> Brief: Return the number of lines holding "chnu", with nothing added.

[Stored data entries]
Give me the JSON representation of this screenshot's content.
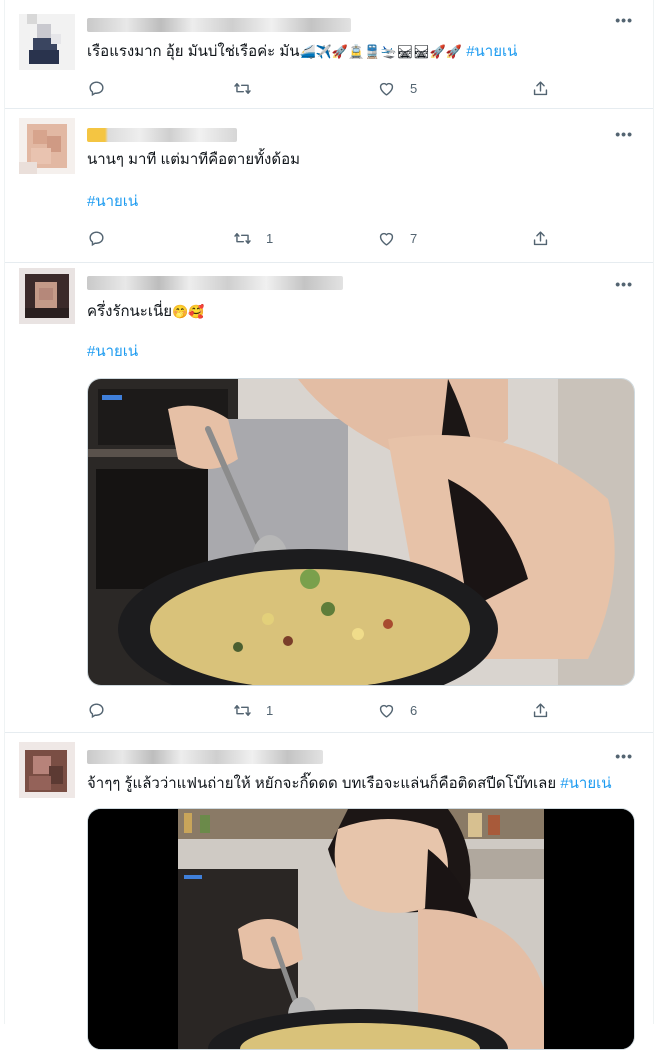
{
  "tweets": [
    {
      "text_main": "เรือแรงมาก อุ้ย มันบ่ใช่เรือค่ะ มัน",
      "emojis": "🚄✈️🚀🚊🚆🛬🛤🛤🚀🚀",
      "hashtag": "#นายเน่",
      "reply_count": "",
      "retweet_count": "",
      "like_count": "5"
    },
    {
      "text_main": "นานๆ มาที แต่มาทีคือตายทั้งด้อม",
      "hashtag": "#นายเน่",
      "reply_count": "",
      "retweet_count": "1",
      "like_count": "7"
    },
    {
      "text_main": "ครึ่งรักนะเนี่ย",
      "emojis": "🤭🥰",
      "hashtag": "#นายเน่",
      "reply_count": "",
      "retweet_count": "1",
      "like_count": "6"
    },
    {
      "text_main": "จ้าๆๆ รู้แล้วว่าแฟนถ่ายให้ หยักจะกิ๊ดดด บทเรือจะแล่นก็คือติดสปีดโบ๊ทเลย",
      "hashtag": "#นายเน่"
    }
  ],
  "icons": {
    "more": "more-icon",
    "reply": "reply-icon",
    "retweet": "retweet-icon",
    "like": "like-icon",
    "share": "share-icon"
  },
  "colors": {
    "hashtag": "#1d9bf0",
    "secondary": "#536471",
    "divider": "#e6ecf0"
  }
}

==

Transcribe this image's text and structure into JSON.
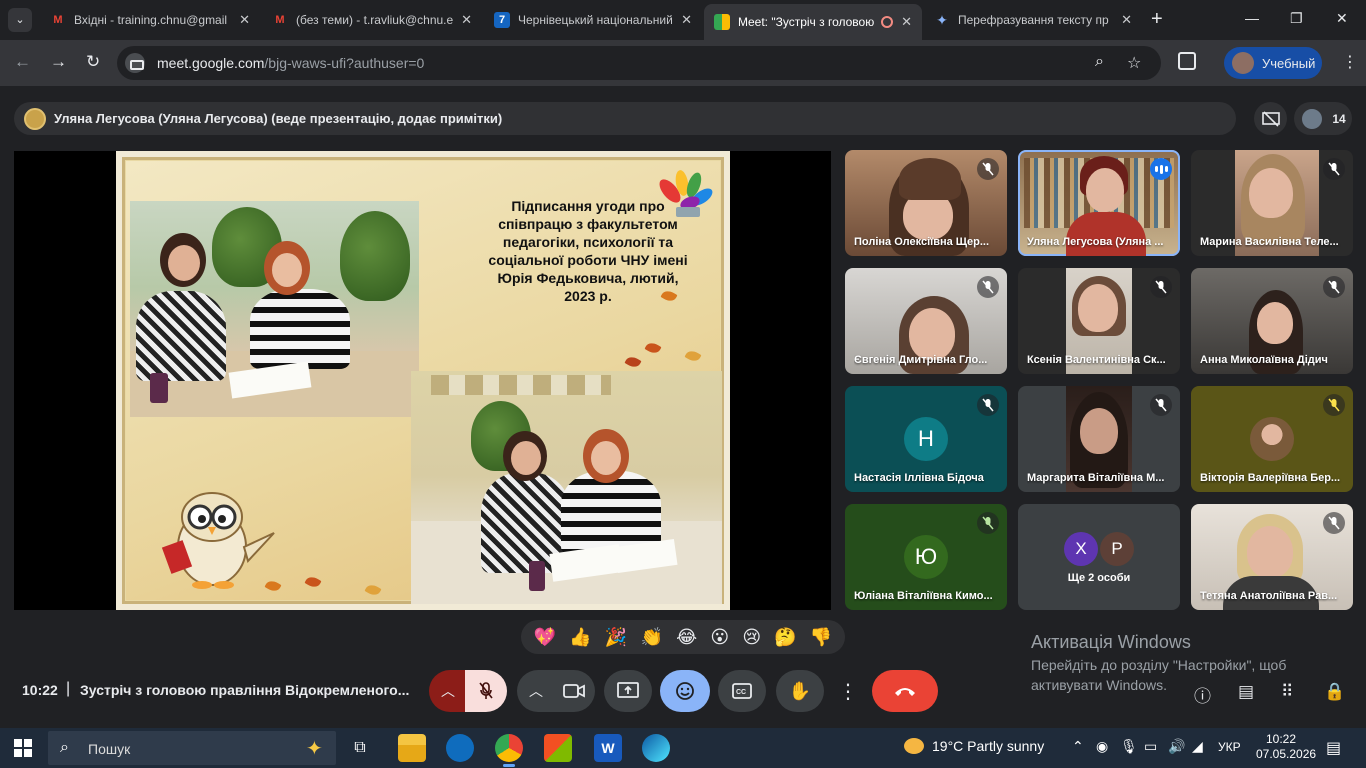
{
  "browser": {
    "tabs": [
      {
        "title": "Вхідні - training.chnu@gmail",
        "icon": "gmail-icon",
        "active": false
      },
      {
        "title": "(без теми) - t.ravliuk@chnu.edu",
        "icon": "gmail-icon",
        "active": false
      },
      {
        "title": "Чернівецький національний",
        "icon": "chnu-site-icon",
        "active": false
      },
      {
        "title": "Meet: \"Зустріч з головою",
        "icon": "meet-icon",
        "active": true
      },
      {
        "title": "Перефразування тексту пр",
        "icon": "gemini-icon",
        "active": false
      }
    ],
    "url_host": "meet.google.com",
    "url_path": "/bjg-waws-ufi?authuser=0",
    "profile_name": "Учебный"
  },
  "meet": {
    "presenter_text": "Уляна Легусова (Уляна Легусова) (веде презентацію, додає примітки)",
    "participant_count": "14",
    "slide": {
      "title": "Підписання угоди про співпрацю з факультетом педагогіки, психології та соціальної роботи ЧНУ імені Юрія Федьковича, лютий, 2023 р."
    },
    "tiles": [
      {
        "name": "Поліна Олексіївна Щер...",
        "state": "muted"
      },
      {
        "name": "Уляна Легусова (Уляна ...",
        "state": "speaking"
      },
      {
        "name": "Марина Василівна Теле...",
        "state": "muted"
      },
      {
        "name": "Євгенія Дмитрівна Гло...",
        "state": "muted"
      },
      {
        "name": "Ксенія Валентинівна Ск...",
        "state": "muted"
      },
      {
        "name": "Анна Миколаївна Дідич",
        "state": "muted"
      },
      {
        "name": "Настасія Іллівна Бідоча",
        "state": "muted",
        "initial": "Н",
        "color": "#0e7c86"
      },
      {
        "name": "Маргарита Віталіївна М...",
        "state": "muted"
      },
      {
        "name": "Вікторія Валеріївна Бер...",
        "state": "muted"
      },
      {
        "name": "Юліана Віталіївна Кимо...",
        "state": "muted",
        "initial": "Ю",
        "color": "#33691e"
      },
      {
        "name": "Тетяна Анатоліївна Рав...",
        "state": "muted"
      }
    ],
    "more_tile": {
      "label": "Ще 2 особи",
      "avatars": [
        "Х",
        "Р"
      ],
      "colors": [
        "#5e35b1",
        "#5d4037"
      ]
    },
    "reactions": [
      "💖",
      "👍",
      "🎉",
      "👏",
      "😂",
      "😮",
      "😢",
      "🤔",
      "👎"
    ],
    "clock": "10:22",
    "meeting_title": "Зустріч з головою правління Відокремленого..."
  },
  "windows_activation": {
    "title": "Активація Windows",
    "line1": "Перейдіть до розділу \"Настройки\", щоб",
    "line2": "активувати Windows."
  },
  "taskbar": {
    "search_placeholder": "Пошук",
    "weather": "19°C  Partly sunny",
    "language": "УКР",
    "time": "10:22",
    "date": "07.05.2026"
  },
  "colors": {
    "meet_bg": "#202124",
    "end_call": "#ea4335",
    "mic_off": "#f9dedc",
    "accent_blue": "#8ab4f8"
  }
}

* * *

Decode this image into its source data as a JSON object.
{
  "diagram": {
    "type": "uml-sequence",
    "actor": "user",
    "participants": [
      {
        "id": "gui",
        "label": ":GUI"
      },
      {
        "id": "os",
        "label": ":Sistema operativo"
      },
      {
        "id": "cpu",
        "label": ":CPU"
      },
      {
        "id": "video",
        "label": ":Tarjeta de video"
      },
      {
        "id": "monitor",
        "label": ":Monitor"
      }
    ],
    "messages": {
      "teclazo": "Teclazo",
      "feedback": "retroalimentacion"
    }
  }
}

> Expected answer: 3